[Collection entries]
++++
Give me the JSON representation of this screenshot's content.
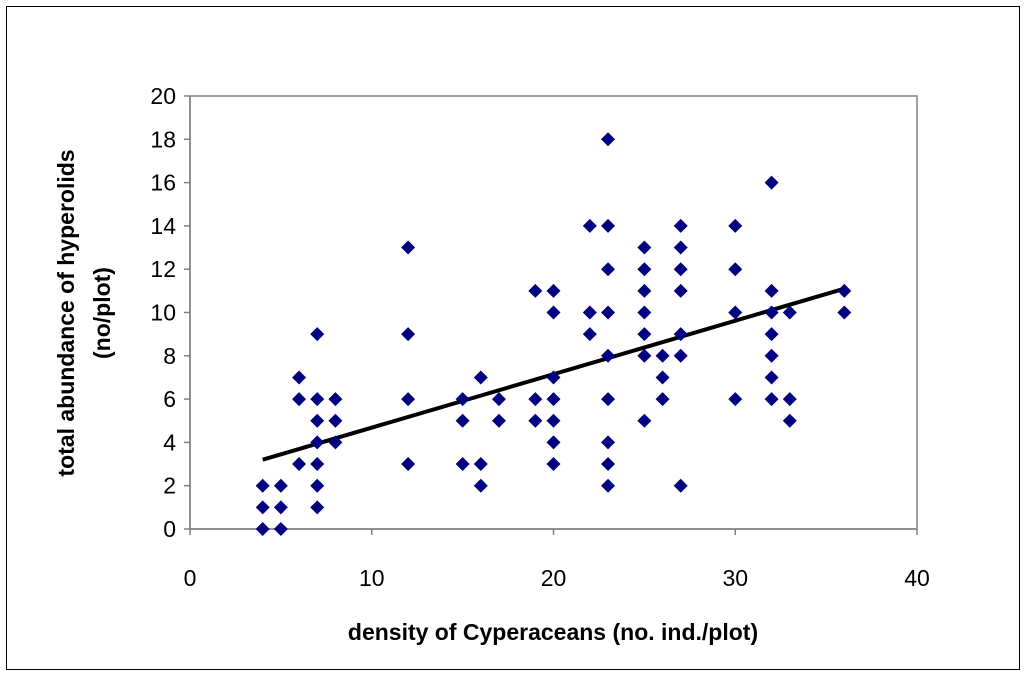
{
  "chart_data": {
    "type": "scatter",
    "title": "",
    "xlabel": "density of Cyperaceans (no. ind./plot)",
    "ylabel_lines": [
      "total abundance of hyperolids",
      "(no/plot)"
    ],
    "xlim": [
      0,
      40
    ],
    "ylim": [
      0,
      20
    ],
    "xticks": [
      0,
      10,
      20,
      30,
      40
    ],
    "yticks": [
      0,
      2,
      4,
      6,
      8,
      10,
      12,
      14,
      16,
      18,
      20
    ],
    "grid": false,
    "legend": "none",
    "marker": "diamond",
    "marker_color": "#000080",
    "trendline_color": "#000000",
    "trendline": {
      "x": [
        4,
        36
      ],
      "y": [
        3.2,
        11.1
      ]
    },
    "points": [
      {
        "x": 4,
        "y": 0
      },
      {
        "x": 4,
        "y": 1
      },
      {
        "x": 4,
        "y": 2
      },
      {
        "x": 5,
        "y": 0
      },
      {
        "x": 5,
        "y": 1
      },
      {
        "x": 5,
        "y": 2
      },
      {
        "x": 6,
        "y": 3
      },
      {
        "x": 6,
        "y": 6
      },
      {
        "x": 6,
        "y": 7
      },
      {
        "x": 7,
        "y": 1
      },
      {
        "x": 7,
        "y": 2
      },
      {
        "x": 7,
        "y": 3
      },
      {
        "x": 7,
        "y": 4
      },
      {
        "x": 7,
        "y": 5
      },
      {
        "x": 7,
        "y": 6
      },
      {
        "x": 7,
        "y": 9
      },
      {
        "x": 8,
        "y": 4
      },
      {
        "x": 8,
        "y": 5
      },
      {
        "x": 8,
        "y": 6
      },
      {
        "x": 12,
        "y": 3
      },
      {
        "x": 12,
        "y": 6
      },
      {
        "x": 12,
        "y": 9
      },
      {
        "x": 12,
        "y": 13
      },
      {
        "x": 15,
        "y": 3
      },
      {
        "x": 15,
        "y": 5
      },
      {
        "x": 15,
        "y": 6
      },
      {
        "x": 16,
        "y": 2
      },
      {
        "x": 16,
        "y": 3
      },
      {
        "x": 16,
        "y": 7
      },
      {
        "x": 17,
        "y": 5
      },
      {
        "x": 17,
        "y": 6
      },
      {
        "x": 19,
        "y": 5
      },
      {
        "x": 19,
        "y": 6
      },
      {
        "x": 19,
        "y": 11
      },
      {
        "x": 20,
        "y": 3
      },
      {
        "x": 20,
        "y": 4
      },
      {
        "x": 20,
        "y": 5
      },
      {
        "x": 20,
        "y": 6
      },
      {
        "x": 20,
        "y": 7
      },
      {
        "x": 20,
        "y": 10
      },
      {
        "x": 20,
        "y": 11
      },
      {
        "x": 22,
        "y": 9
      },
      {
        "x": 22,
        "y": 10
      },
      {
        "x": 22,
        "y": 14
      },
      {
        "x": 23,
        "y": 2
      },
      {
        "x": 23,
        "y": 3
      },
      {
        "x": 23,
        "y": 4
      },
      {
        "x": 23,
        "y": 6
      },
      {
        "x": 23,
        "y": 8
      },
      {
        "x": 23,
        "y": 10
      },
      {
        "x": 23,
        "y": 12
      },
      {
        "x": 23,
        "y": 14
      },
      {
        "x": 23,
        "y": 18
      },
      {
        "x": 25,
        "y": 5
      },
      {
        "x": 25,
        "y": 8
      },
      {
        "x": 25,
        "y": 9
      },
      {
        "x": 25,
        "y": 10
      },
      {
        "x": 25,
        "y": 11
      },
      {
        "x": 25,
        "y": 12
      },
      {
        "x": 25,
        "y": 13
      },
      {
        "x": 26,
        "y": 6
      },
      {
        "x": 26,
        "y": 7
      },
      {
        "x": 26,
        "y": 8
      },
      {
        "x": 27,
        "y": 2
      },
      {
        "x": 27,
        "y": 8
      },
      {
        "x": 27,
        "y": 9
      },
      {
        "x": 27,
        "y": 11
      },
      {
        "x": 27,
        "y": 12
      },
      {
        "x": 27,
        "y": 13
      },
      {
        "x": 27,
        "y": 14
      },
      {
        "x": 30,
        "y": 6
      },
      {
        "x": 30,
        "y": 10
      },
      {
        "x": 30,
        "y": 12
      },
      {
        "x": 30,
        "y": 14
      },
      {
        "x": 32,
        "y": 6
      },
      {
        "x": 32,
        "y": 7
      },
      {
        "x": 32,
        "y": 8
      },
      {
        "x": 32,
        "y": 9
      },
      {
        "x": 32,
        "y": 10
      },
      {
        "x": 32,
        "y": 11
      },
      {
        "x": 32,
        "y": 16
      },
      {
        "x": 33,
        "y": 5
      },
      {
        "x": 33,
        "y": 6
      },
      {
        "x": 33,
        "y": 10
      },
      {
        "x": 36,
        "y": 10
      },
      {
        "x": 36,
        "y": 11
      }
    ]
  }
}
++++
_Problem:_ In the entries above, find each line with the word "plot" and show it.

_Solution:_
    "xlabel": "density of Cyperaceans (no. ind./plot)",
      "(no/plot)"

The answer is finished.